— START Record extracts —

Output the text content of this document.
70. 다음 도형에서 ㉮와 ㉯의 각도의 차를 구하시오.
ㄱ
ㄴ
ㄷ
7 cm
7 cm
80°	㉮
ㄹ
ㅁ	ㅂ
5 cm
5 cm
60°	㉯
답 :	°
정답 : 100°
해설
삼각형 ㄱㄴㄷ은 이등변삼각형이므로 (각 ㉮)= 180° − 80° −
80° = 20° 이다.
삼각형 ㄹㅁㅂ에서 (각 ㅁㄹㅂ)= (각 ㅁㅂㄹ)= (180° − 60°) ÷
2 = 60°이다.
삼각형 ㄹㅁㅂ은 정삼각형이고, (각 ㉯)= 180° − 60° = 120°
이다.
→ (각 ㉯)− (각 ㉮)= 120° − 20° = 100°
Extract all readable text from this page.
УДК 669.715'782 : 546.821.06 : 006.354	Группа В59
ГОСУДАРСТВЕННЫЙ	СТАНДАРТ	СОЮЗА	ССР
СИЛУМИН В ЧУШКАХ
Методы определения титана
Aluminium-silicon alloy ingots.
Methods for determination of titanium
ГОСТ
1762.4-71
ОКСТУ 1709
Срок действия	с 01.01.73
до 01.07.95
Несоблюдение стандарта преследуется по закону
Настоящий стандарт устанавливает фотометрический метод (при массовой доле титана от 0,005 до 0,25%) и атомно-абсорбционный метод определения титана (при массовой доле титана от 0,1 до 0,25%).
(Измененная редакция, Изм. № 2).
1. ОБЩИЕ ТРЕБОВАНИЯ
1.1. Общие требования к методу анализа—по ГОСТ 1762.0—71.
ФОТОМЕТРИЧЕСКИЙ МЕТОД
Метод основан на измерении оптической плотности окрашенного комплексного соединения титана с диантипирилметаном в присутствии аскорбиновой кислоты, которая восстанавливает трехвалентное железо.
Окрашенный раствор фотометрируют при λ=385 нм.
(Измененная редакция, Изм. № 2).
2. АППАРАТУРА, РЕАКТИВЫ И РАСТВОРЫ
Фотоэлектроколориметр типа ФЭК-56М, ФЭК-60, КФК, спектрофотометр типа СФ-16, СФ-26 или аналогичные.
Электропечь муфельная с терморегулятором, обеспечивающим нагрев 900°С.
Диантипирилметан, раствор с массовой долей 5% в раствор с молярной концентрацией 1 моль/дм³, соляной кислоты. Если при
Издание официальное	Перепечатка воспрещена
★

— END Record extracts —

▶ _Task description_
Report the number of lines of the listing above that hold the string "массовой", with no other text.

▶ _Full answer_
2